Work instructions: Pictures don't belong in the copy; print all the records exactly.

#### Material

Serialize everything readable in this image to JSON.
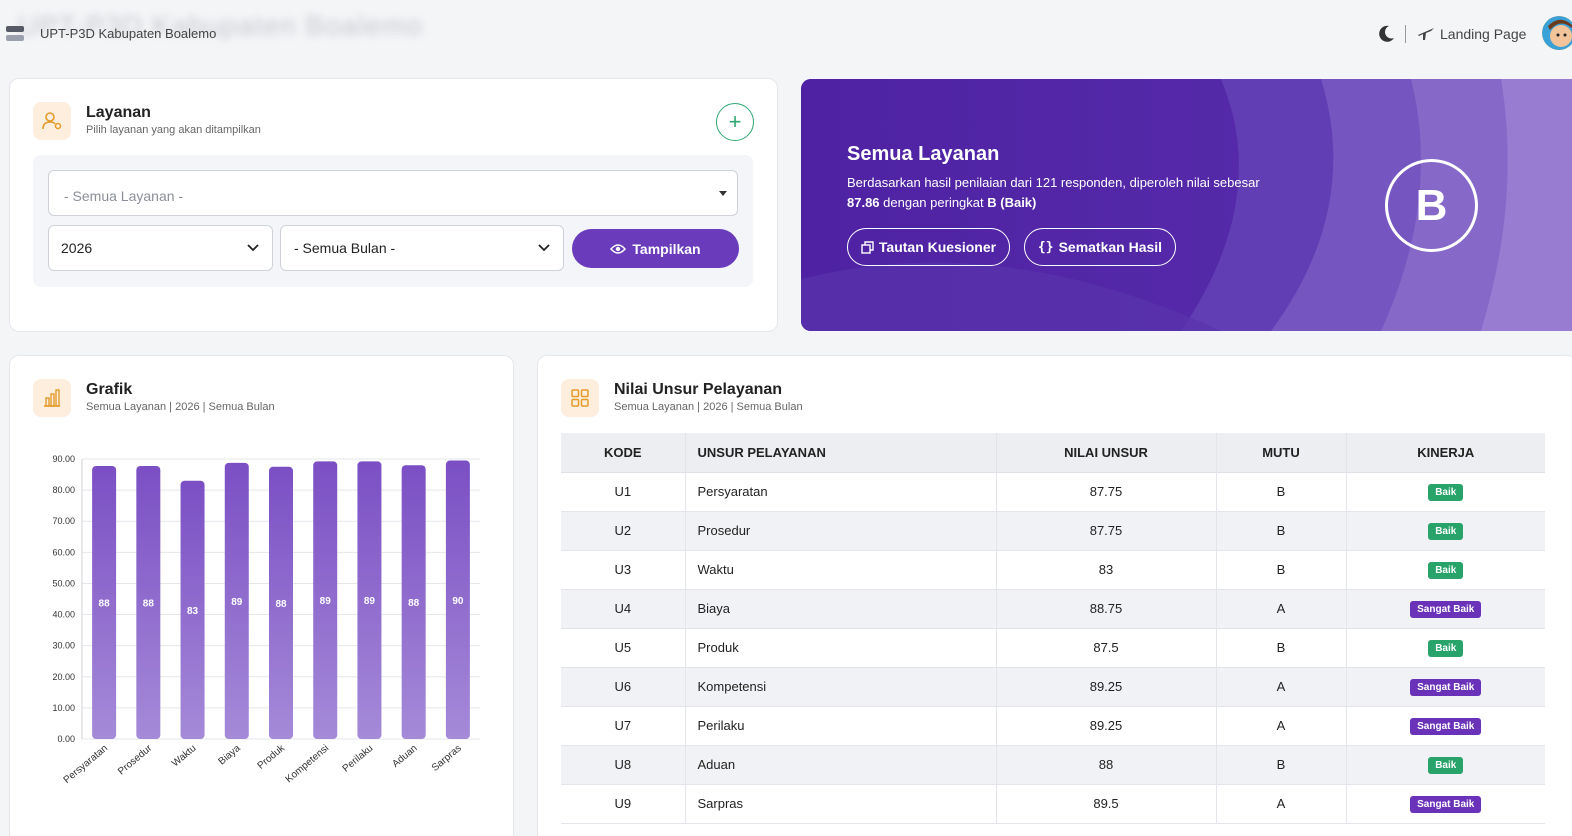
{
  "topbar": {
    "app_title": "UPT-P3D Kabupaten Boalemo",
    "blurred_title": "UPT-P3D Kabupaten Boalemo",
    "landing_page": "Landing Page",
    "icons": [
      "menu-icon",
      "moon-icon",
      "plane-icon",
      "avatar"
    ]
  },
  "layanan_card": {
    "title": "Layanan",
    "subtitle": "Pilih layanan yang akan ditampilkan",
    "service_select": "- Semua Layanan -",
    "year_select": "2026",
    "month_select": "- Semua Bulan -",
    "show_button": "Tampilkan",
    "icon": "user-gear-icon"
  },
  "hero": {
    "title": "Semua Layanan",
    "text_1": "Berdasarkan hasil penilaian dari 121 responden, diperoleh nilai sebesar ",
    "score": "87.86",
    "text_2": " dengan peringkat ",
    "rating": "B (Baik)",
    "btn_kuesioner": "Tautan Kuesioner",
    "btn_sematkan": "Sematkan Hasil",
    "grade": "B",
    "colors": {
      "start": "#4e22a2",
      "end": "#9b7fd0"
    }
  },
  "grafik": {
    "title": "Grafik",
    "subtitle": "Semua Layanan | 2026 | Semua Bulan",
    "icon": "bar-chart-icon"
  },
  "chart_data": {
    "type": "bar",
    "categories": [
      "Persyaratan",
      "Prosedur",
      "Waktu",
      "Biaya",
      "Produk",
      "Kompetensi",
      "Perilaku",
      "Aduan",
      "Sarpras"
    ],
    "values": [
      87.75,
      87.75,
      83,
      88.75,
      87.5,
      89.25,
      89.25,
      88,
      89.5
    ],
    "data_labels": [
      "88",
      "88",
      "83",
      "89",
      "88",
      "89",
      "89",
      "88",
      "90"
    ],
    "yticks": [
      "0.00",
      "10.00",
      "20.00",
      "30.00",
      "40.00",
      "50.00",
      "60.00",
      "70.00",
      "80.00",
      "90.00"
    ],
    "ylim": [
      0,
      90
    ],
    "grid": true,
    "title": "",
    "xlabel": "",
    "ylabel": "",
    "bar_color_top": "#7b4fc4",
    "bar_color_bottom": "#a58ad8"
  },
  "nilai": {
    "title": "Nilai Unsur Pelayanan",
    "subtitle": "Semua Layanan | 2026 | Semua Bulan",
    "icon": "grid-icon",
    "headers": [
      "KODE",
      "UNSUR PELAYANAN",
      "NILAI UNSUR",
      "MUTU",
      "KINERJA"
    ],
    "rows": [
      {
        "kode": "U1",
        "unsur": "Persyaratan",
        "nilai": "87.75",
        "mutu": "B",
        "kinerja": "Baik"
      },
      {
        "kode": "U2",
        "unsur": "Prosedur",
        "nilai": "87.75",
        "mutu": "B",
        "kinerja": "Baik"
      },
      {
        "kode": "U3",
        "unsur": "Waktu",
        "nilai": "83",
        "mutu": "B",
        "kinerja": "Baik"
      },
      {
        "kode": "U4",
        "unsur": "Biaya",
        "nilai": "88.75",
        "mutu": "A",
        "kinerja": "Sangat Baik"
      },
      {
        "kode": "U5",
        "unsur": "Produk",
        "nilai": "87.5",
        "mutu": "B",
        "kinerja": "Baik"
      },
      {
        "kode": "U6",
        "unsur": "Kompetensi",
        "nilai": "89.25",
        "mutu": "A",
        "kinerja": "Sangat Baik"
      },
      {
        "kode": "U7",
        "unsur": "Perilaku",
        "nilai": "89.25",
        "mutu": "A",
        "kinerja": "Sangat Baik"
      },
      {
        "kode": "U8",
        "unsur": "Aduan",
        "nilai": "88",
        "mutu": "B",
        "kinerja": "Baik"
      },
      {
        "kode": "U9",
        "unsur": "Sarpras",
        "nilai": "89.5",
        "mutu": "A",
        "kinerja": "Sangat Baik"
      }
    ]
  }
}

########

The output:
Serialize everything readable in this image to JSON.
{
  "topbar": {
    "app_title": "UPT-P3D Kabupaten Boalemo",
    "blurred_title": "UPT-P3D Kabupaten Boalemo",
    "landing_page": "Landing Page",
    "icons": [
      "menu-icon",
      "moon-icon",
      "plane-icon",
      "avatar"
    ]
  },
  "layanan_card": {
    "title": "Layanan",
    "subtitle": "Pilih layanan yang akan ditampilkan",
    "service_select": "- Semua Layanan -",
    "year_select": "2026",
    "month_select": "- Semua Bulan -",
    "show_button": "Tampilkan",
    "icon": "user-gear-icon"
  },
  "hero": {
    "title": "Semua Layanan",
    "text_1": "Berdasarkan hasil penilaian dari 121 responden, diperoleh nilai sebesar ",
    "score": "87.86",
    "text_2": " dengan peringkat ",
    "rating": "B (Baik)",
    "btn_kuesioner": "Tautan Kuesioner",
    "btn_sematkan": "Sematkan Hasil",
    "grade": "B",
    "colors": {
      "start": "#4e22a2",
      "end": "#9b7fd0"
    }
  },
  "grafik": {
    "title": "Grafik",
    "subtitle": "Semua Layanan | 2026 | Semua Bulan",
    "icon": "bar-chart-icon"
  },
  "chart_data": {
    "type": "bar",
    "categories": [
      "Persyaratan",
      "Prosedur",
      "Waktu",
      "Biaya",
      "Produk",
      "Kompetensi",
      "Perilaku",
      "Aduan",
      "Sarpras"
    ],
    "values": [
      87.75,
      87.75,
      83,
      88.75,
      87.5,
      89.25,
      89.25,
      88,
      89.5
    ],
    "data_labels": [
      "88",
      "88",
      "83",
      "89",
      "88",
      "89",
      "89",
      "88",
      "90"
    ],
    "yticks": [
      "0.00",
      "10.00",
      "20.00",
      "30.00",
      "40.00",
      "50.00",
      "60.00",
      "70.00",
      "80.00",
      "90.00"
    ],
    "ylim": [
      0,
      90
    ],
    "grid": true,
    "title": "",
    "xlabel": "",
    "ylabel": "",
    "bar_color_top": "#7b4fc4",
    "bar_color_bottom": "#a58ad8"
  },
  "nilai": {
    "title": "Nilai Unsur Pelayanan",
    "subtitle": "Semua Layanan | 2026 | Semua Bulan",
    "icon": "grid-icon",
    "headers": [
      "KODE",
      "UNSUR PELAYANAN",
      "NILAI UNSUR",
      "MUTU",
      "KINERJA"
    ],
    "rows": [
      {
        "kode": "U1",
        "unsur": "Persyaratan",
        "nilai": "87.75",
        "mutu": "B",
        "kinerja": "Baik"
      },
      {
        "kode": "U2",
        "unsur": "Prosedur",
        "nilai": "87.75",
        "mutu": "B",
        "kinerja": "Baik"
      },
      {
        "kode": "U3",
        "unsur": "Waktu",
        "nilai": "83",
        "mutu": "B",
        "kinerja": "Baik"
      },
      {
        "kode": "U4",
        "unsur": "Biaya",
        "nilai": "88.75",
        "mutu": "A",
        "kinerja": "Sangat Baik"
      },
      {
        "kode": "U5",
        "unsur": "Produk",
        "nilai": "87.5",
        "mutu": "B",
        "kinerja": "Baik"
      },
      {
        "kode": "U6",
        "unsur": "Kompetensi",
        "nilai": "89.25",
        "mutu": "A",
        "kinerja": "Sangat Baik"
      },
      {
        "kode": "U7",
        "unsur": "Perilaku",
        "nilai": "89.25",
        "mutu": "A",
        "kinerja": "Sangat Baik"
      },
      {
        "kode": "U8",
        "unsur": "Aduan",
        "nilai": "88",
        "mutu": "B",
        "kinerja": "Baik"
      },
      {
        "kode": "U9",
        "unsur": "Sarpras",
        "nilai": "89.5",
        "mutu": "A",
        "kinerja": "Sangat Baik"
      }
    ]
  }
}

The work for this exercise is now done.